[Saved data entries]
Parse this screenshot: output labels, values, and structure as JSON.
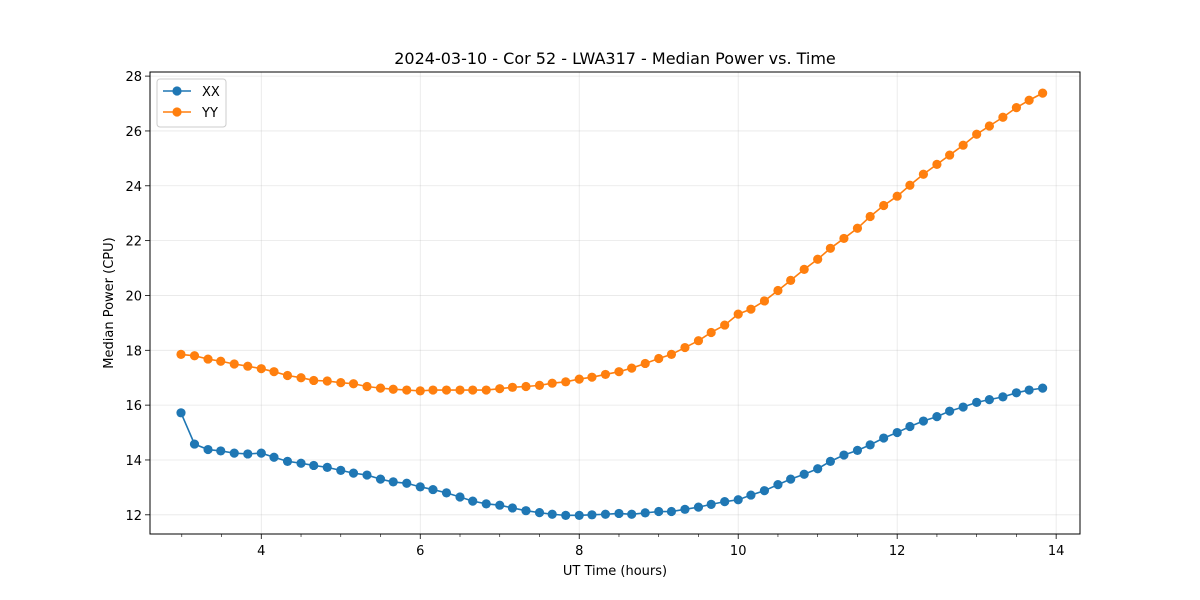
{
  "chart_data": {
    "type": "line",
    "title": "2024-03-10 - Cor 52 - LWA317 - Median Power vs. Time",
    "xlabel": "UT Time (hours)",
    "ylabel": "Median Power (CPU)",
    "xlim": [
      2.6,
      14.3
    ],
    "ylim": [
      11.3,
      28.15
    ],
    "xticks": [
      4,
      6,
      8,
      10,
      12,
      14
    ],
    "xtick_labels": [
      "4",
      "6",
      "8",
      "10",
      "12",
      "14"
    ],
    "yticks": [
      12,
      14,
      16,
      18,
      20,
      22,
      24,
      26,
      28
    ],
    "ytick_labels": [
      "12",
      "14",
      "16",
      "18",
      "20",
      "22",
      "24",
      "26",
      "28"
    ],
    "grid": true,
    "legend_position": "top-left",
    "x": [
      2.99,
      3.16,
      3.33,
      3.49,
      3.66,
      3.83,
      4.0,
      4.16,
      4.33,
      4.5,
      4.66,
      4.83,
      5.0,
      5.16,
      5.33,
      5.5,
      5.66,
      5.83,
      6.0,
      6.16,
      6.33,
      6.5,
      6.66,
      6.83,
      7.0,
      7.16,
      7.33,
      7.5,
      7.66,
      7.83,
      8.0,
      8.16,
      8.33,
      8.5,
      8.66,
      8.83,
      9.0,
      9.16,
      9.33,
      9.5,
      9.66,
      9.83,
      10.0,
      10.16,
      10.33,
      10.5,
      10.66,
      10.83,
      11.0,
      11.16,
      11.33,
      11.5,
      11.66,
      11.83,
      12.0,
      12.16,
      12.33,
      12.5,
      12.66,
      12.83,
      13.0,
      13.16,
      13.33,
      13.5,
      13.66,
      13.83
    ],
    "series": [
      {
        "name": "XX",
        "color": "#1f77b4",
        "values": [
          15.72,
          14.58,
          14.38,
          14.33,
          14.25,
          14.22,
          14.25,
          14.1,
          13.95,
          13.88,
          13.8,
          13.73,
          13.62,
          13.52,
          13.45,
          13.3,
          13.2,
          13.15,
          13.02,
          12.92,
          12.8,
          12.65,
          12.5,
          12.4,
          12.35,
          12.25,
          12.15,
          12.08,
          12.02,
          11.98,
          11.98,
          12.0,
          12.02,
          12.05,
          12.02,
          12.07,
          12.12,
          12.12,
          12.2,
          12.28,
          12.38,
          12.48,
          12.55,
          12.72,
          12.88,
          13.1,
          13.3,
          13.48,
          13.68,
          13.95,
          14.18,
          14.35,
          14.55,
          14.8,
          15.0,
          15.22,
          15.42,
          15.58,
          15.78,
          15.93,
          16.1,
          16.2,
          16.3,
          16.45,
          16.55,
          16.62
        ]
      },
      {
        "name": "YY",
        "color": "#ff7f0e",
        "values": [
          17.85,
          17.8,
          17.68,
          17.6,
          17.5,
          17.42,
          17.33,
          17.22,
          17.08,
          17.0,
          16.9,
          16.88,
          16.82,
          16.78,
          16.68,
          16.62,
          16.58,
          16.55,
          16.52,
          16.55,
          16.55,
          16.55,
          16.55,
          16.55,
          16.6,
          16.65,
          16.68,
          16.72,
          16.8,
          16.85,
          16.95,
          17.02,
          17.12,
          17.22,
          17.35,
          17.52,
          17.7,
          17.85,
          18.1,
          18.35,
          18.65,
          18.92,
          19.32,
          19.5,
          19.8,
          20.18,
          20.55,
          20.95,
          21.32,
          21.72,
          22.08,
          22.45,
          22.88,
          23.28,
          23.62,
          24.02,
          24.42,
          24.78,
          25.12,
          25.48,
          25.88,
          26.18,
          26.5,
          26.85,
          27.12,
          27.38
        ]
      }
    ]
  }
}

## OBJECTIVE
What is the number of lines above that contain "Power"? Answer with that number only.

## ANSWER
2